+++ SOURCE DATA +++
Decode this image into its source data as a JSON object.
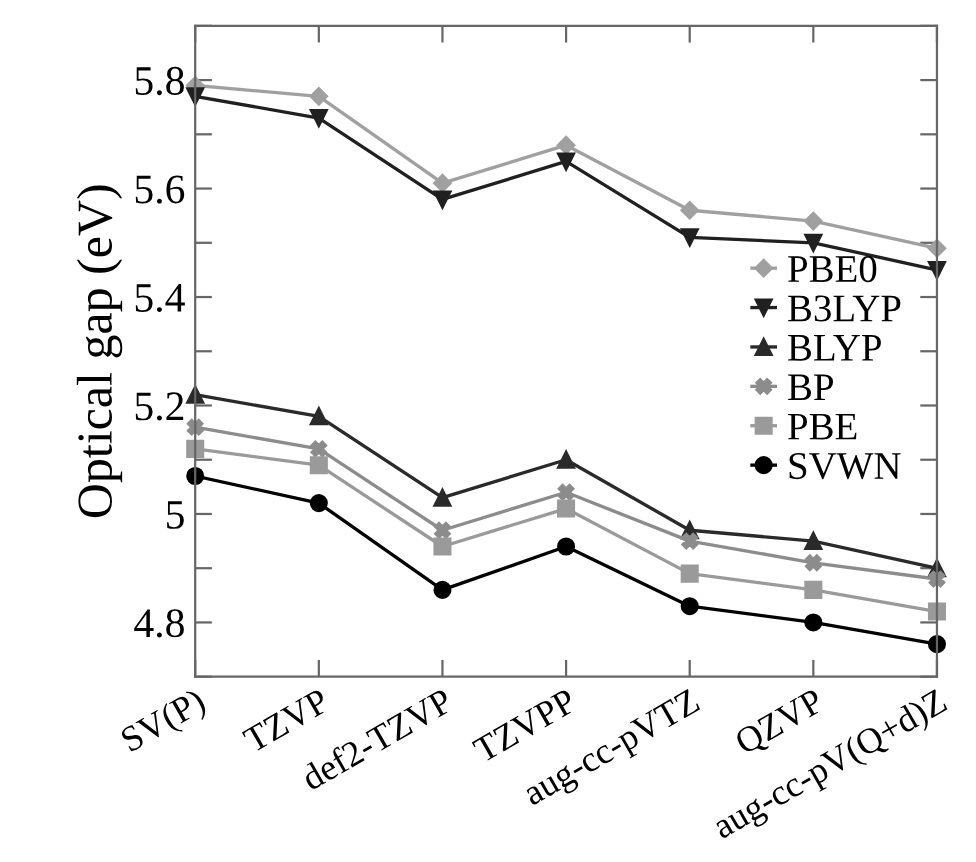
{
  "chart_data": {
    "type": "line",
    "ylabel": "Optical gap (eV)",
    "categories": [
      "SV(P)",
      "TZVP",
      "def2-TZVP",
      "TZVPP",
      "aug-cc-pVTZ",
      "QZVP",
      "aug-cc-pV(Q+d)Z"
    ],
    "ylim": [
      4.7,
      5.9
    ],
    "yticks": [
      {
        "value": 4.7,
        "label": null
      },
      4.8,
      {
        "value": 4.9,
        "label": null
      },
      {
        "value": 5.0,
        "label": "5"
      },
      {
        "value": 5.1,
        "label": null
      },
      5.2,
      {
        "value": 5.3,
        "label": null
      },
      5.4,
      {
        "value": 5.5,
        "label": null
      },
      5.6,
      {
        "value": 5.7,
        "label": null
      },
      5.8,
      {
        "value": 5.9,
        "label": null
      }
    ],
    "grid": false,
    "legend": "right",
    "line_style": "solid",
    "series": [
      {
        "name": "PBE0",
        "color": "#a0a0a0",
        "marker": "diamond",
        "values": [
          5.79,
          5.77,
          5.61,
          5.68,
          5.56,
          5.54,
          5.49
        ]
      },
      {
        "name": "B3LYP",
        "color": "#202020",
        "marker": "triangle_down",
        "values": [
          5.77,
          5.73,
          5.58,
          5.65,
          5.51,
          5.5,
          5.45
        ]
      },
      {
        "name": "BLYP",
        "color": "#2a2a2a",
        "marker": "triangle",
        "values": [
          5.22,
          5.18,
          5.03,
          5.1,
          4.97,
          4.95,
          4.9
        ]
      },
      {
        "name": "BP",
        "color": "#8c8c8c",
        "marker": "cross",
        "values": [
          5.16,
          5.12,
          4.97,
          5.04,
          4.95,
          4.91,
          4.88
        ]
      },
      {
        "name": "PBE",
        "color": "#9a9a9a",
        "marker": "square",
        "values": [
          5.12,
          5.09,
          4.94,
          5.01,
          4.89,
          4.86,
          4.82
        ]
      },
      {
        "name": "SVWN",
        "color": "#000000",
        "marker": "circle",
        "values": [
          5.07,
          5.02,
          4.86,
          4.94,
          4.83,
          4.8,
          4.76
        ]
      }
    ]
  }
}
+++
+++ SOURCE DATA +++
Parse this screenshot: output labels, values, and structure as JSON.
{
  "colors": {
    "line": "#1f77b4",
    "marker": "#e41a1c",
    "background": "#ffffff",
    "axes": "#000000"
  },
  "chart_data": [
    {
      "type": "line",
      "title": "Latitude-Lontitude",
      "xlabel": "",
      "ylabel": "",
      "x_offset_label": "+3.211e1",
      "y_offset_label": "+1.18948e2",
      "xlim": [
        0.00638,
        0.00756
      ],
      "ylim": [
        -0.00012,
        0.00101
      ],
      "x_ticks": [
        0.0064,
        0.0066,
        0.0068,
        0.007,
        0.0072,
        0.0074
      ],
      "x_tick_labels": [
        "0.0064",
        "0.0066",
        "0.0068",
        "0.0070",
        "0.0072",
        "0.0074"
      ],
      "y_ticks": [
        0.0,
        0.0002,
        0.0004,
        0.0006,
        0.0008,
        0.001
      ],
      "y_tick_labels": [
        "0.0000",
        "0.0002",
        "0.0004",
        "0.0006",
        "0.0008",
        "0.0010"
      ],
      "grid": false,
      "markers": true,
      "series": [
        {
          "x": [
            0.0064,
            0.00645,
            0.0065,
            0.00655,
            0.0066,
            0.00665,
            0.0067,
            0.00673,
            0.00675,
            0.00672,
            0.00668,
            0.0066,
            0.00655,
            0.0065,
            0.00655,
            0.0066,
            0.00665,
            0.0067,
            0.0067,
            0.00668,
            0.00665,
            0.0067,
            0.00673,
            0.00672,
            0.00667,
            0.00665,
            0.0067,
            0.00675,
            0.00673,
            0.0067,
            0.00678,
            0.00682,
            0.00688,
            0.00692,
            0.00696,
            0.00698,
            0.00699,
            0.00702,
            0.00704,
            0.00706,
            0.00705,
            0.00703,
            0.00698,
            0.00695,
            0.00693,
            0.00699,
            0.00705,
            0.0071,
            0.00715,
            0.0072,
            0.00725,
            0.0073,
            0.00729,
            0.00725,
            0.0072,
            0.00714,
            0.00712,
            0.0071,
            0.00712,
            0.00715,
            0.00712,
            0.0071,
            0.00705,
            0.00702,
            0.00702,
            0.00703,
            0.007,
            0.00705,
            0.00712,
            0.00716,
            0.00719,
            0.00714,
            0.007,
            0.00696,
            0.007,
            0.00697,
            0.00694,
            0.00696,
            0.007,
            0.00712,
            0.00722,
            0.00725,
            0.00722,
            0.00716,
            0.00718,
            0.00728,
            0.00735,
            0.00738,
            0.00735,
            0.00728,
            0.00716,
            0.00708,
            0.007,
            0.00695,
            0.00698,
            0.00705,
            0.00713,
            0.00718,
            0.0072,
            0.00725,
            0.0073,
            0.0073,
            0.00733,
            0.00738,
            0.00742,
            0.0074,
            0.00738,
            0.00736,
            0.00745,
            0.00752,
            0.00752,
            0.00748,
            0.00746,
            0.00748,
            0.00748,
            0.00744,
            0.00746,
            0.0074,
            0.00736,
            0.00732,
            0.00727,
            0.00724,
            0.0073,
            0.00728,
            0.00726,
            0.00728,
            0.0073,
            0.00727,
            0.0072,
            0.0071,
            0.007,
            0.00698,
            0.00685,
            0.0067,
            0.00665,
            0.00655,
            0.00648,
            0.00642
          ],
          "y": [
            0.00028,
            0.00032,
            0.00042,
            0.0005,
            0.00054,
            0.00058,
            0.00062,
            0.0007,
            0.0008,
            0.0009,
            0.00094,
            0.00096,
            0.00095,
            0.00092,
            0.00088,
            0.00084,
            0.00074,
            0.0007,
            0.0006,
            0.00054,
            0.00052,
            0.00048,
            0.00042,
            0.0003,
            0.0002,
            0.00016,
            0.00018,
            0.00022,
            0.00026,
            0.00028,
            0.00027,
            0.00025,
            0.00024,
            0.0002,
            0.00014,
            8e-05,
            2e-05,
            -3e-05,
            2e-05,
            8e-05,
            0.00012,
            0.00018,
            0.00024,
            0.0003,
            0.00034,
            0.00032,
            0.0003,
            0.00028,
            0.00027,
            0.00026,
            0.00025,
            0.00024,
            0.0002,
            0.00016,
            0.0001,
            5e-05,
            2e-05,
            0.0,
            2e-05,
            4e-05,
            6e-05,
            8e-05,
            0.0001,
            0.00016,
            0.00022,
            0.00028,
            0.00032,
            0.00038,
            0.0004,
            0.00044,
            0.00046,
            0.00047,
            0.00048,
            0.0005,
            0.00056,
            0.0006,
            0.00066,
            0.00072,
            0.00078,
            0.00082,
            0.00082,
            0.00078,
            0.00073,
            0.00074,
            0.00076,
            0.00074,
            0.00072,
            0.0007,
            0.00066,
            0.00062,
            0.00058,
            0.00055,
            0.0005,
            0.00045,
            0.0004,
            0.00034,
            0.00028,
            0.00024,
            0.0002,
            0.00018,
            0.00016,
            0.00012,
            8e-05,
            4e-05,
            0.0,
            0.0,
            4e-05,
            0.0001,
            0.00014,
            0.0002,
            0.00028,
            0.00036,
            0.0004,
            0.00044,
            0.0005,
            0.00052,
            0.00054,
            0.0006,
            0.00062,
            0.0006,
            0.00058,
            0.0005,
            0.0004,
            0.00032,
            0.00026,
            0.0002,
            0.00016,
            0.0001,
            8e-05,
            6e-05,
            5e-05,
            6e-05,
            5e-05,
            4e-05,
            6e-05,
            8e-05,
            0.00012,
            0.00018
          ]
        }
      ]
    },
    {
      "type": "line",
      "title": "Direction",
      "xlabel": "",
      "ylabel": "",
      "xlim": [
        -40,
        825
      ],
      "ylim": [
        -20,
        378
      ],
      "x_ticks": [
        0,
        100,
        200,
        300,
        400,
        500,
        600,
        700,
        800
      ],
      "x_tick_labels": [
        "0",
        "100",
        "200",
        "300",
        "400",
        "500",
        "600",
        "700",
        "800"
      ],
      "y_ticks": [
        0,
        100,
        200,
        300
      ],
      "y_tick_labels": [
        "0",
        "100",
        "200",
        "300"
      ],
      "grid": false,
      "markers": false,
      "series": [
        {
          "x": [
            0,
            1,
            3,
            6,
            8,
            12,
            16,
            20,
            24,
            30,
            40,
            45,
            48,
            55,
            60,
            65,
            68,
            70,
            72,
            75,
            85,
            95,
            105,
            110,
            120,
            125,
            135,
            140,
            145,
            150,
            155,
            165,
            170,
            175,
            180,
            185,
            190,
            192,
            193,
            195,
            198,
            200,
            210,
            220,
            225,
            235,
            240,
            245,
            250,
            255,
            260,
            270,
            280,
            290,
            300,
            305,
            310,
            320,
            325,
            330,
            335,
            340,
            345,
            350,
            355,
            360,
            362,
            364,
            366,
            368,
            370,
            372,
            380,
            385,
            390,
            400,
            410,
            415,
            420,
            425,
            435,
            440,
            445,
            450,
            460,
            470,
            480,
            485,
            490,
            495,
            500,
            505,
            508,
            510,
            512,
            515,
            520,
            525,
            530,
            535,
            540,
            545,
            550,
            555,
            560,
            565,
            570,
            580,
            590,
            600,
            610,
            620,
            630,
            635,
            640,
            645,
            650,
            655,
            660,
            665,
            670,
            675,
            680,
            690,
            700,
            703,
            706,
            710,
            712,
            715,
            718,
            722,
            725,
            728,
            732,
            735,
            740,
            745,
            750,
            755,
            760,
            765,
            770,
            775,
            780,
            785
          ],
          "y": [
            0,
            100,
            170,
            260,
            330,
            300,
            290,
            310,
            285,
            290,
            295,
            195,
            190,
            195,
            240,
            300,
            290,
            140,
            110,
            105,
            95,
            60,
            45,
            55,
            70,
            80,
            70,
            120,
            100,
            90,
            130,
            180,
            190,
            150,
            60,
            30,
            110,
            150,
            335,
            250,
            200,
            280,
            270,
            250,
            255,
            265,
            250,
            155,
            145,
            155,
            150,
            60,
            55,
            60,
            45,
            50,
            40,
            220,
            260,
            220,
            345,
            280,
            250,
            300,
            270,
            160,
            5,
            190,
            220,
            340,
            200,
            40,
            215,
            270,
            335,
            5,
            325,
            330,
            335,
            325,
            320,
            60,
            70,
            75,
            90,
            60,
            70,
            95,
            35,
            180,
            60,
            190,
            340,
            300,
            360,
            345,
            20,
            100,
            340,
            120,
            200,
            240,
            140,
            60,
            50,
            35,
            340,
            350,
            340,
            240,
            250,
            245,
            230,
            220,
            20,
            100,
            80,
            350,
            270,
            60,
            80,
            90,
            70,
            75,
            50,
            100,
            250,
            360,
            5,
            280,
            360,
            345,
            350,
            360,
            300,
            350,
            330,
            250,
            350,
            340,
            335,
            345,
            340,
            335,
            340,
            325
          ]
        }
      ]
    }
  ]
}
+++
JOB >>
Scan the entries above and work out how many lines include the word "this"; the reply is that number alone.

WORKED SOLUTION >>
2